• **PROMPT**
Write out each entry again. Keep every word exactly as it is.

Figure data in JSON
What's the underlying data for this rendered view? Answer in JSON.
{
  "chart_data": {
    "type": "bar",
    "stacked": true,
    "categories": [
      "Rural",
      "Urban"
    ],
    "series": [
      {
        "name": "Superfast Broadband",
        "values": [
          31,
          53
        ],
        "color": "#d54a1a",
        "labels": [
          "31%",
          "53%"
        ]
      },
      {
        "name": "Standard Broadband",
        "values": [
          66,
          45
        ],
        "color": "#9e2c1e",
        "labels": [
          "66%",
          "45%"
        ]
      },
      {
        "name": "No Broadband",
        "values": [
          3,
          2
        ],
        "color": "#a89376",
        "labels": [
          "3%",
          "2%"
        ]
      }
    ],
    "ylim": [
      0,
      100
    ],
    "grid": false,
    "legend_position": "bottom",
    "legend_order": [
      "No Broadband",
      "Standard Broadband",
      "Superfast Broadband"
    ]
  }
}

• **EXERCISE SOLUTION**
What's the underlying data for this rendered view? Answer in JSON.
{
  "chart_data": {
    "type": "bar",
    "stacked": true,
    "categories": [
      "Rural",
      "Urban"
    ],
    "series": [
      {
        "name": "Superfast Broadband",
        "values": [
          31,
          53
        ],
        "color": "#d54a1a",
        "labels": [
          "31%",
          "53%"
        ]
      },
      {
        "name": "Standard Broadband",
        "values": [
          66,
          45
        ],
        "color": "#9e2c1e",
        "labels": [
          "66%",
          "45%"
        ]
      },
      {
        "name": "No Broadband",
        "values": [
          3,
          2
        ],
        "color": "#a89376",
        "labels": [
          "3%",
          "2%"
        ]
      }
    ],
    "ylim": [
      0,
      100
    ],
    "grid": false,
    "legend_position": "bottom",
    "legend_order": [
      "No Broadband",
      "Standard Broadband",
      "Superfast Broadband"
    ]
  }
}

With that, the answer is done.